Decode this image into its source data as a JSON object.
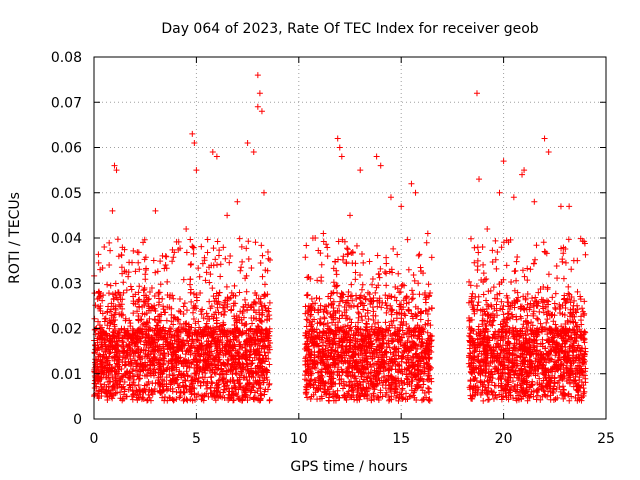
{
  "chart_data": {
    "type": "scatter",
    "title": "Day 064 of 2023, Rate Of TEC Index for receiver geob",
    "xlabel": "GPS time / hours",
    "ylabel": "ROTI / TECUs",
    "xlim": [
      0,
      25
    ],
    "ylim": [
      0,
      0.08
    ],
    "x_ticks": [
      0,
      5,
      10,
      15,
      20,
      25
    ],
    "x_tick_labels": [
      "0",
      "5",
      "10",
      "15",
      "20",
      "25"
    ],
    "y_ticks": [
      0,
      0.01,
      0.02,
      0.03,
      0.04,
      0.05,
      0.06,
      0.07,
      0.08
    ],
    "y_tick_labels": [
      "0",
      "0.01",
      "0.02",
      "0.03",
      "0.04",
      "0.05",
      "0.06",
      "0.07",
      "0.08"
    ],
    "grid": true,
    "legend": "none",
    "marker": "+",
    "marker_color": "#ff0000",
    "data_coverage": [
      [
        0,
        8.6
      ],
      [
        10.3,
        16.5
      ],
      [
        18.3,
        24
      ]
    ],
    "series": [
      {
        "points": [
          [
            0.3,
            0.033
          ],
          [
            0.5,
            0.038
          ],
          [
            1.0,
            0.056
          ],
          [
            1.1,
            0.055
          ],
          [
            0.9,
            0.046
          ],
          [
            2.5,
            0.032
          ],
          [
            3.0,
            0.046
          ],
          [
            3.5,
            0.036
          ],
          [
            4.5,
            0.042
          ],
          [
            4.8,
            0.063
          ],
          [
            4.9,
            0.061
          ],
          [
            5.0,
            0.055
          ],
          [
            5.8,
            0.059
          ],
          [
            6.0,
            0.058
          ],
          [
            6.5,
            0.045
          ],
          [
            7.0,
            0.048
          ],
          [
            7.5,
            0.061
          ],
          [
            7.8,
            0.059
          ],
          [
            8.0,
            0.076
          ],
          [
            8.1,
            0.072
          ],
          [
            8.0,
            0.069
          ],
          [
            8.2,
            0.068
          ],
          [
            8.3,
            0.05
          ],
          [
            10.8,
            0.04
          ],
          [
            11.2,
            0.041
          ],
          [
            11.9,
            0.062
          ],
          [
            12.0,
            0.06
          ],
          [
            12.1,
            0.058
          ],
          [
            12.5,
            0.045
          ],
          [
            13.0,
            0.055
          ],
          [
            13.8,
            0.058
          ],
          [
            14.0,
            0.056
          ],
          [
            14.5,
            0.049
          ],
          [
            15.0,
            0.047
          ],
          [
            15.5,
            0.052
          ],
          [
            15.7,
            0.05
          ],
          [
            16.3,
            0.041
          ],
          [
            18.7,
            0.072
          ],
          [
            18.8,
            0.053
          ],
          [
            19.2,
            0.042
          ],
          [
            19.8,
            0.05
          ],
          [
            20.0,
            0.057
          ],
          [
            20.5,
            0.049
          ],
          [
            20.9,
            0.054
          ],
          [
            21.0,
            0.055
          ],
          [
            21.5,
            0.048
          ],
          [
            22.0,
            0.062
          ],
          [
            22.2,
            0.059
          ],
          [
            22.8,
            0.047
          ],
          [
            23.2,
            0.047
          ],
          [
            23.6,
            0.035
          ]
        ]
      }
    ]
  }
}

# # # #

Print the records above exactly as they stand, but leave out the pictures.

Decode this image into its source data as a JSON object.
{
  "chart_data": {
    "type": "scatter",
    "title": "Day 064 of 2023, Rate Of TEC Index for receiver geob",
    "xlabel": "GPS time / hours",
    "ylabel": "ROTI / TECUs",
    "xlim": [
      0,
      25
    ],
    "ylim": [
      0,
      0.08
    ],
    "x_ticks": [
      0,
      5,
      10,
      15,
      20,
      25
    ],
    "x_tick_labels": [
      "0",
      "5",
      "10",
      "15",
      "20",
      "25"
    ],
    "y_ticks": [
      0,
      0.01,
      0.02,
      0.03,
      0.04,
      0.05,
      0.06,
      0.07,
      0.08
    ],
    "y_tick_labels": [
      "0",
      "0.01",
      "0.02",
      "0.03",
      "0.04",
      "0.05",
      "0.06",
      "0.07",
      "0.08"
    ],
    "grid": true,
    "legend": "none",
    "marker": "+",
    "marker_color": "#ff0000",
    "data_coverage": [
      [
        0,
        8.6
      ],
      [
        10.3,
        16.5
      ],
      [
        18.3,
        24
      ]
    ],
    "series": [
      {
        "points": [
          [
            0.3,
            0.033
          ],
          [
            0.5,
            0.038
          ],
          [
            1.0,
            0.056
          ],
          [
            1.1,
            0.055
          ],
          [
            0.9,
            0.046
          ],
          [
            2.5,
            0.032
          ],
          [
            3.0,
            0.046
          ],
          [
            3.5,
            0.036
          ],
          [
            4.5,
            0.042
          ],
          [
            4.8,
            0.063
          ],
          [
            4.9,
            0.061
          ],
          [
            5.0,
            0.055
          ],
          [
            5.8,
            0.059
          ],
          [
            6.0,
            0.058
          ],
          [
            6.5,
            0.045
          ],
          [
            7.0,
            0.048
          ],
          [
            7.5,
            0.061
          ],
          [
            7.8,
            0.059
          ],
          [
            8.0,
            0.076
          ],
          [
            8.1,
            0.072
          ],
          [
            8.0,
            0.069
          ],
          [
            8.2,
            0.068
          ],
          [
            8.3,
            0.05
          ],
          [
            10.8,
            0.04
          ],
          [
            11.2,
            0.041
          ],
          [
            11.9,
            0.062
          ],
          [
            12.0,
            0.06
          ],
          [
            12.1,
            0.058
          ],
          [
            12.5,
            0.045
          ],
          [
            13.0,
            0.055
          ],
          [
            13.8,
            0.058
          ],
          [
            14.0,
            0.056
          ],
          [
            14.5,
            0.049
          ],
          [
            15.0,
            0.047
          ],
          [
            15.5,
            0.052
          ],
          [
            15.7,
            0.05
          ],
          [
            16.3,
            0.041
          ],
          [
            18.7,
            0.072
          ],
          [
            18.8,
            0.053
          ],
          [
            19.2,
            0.042
          ],
          [
            19.8,
            0.05
          ],
          [
            20.0,
            0.057
          ],
          [
            20.5,
            0.049
          ],
          [
            20.9,
            0.054
          ],
          [
            21.0,
            0.055
          ],
          [
            21.5,
            0.048
          ],
          [
            22.0,
            0.062
          ],
          [
            22.2,
            0.059
          ],
          [
            22.8,
            0.047
          ],
          [
            23.2,
            0.047
          ],
          [
            23.6,
            0.035
          ]
        ]
      }
    ]
  }
}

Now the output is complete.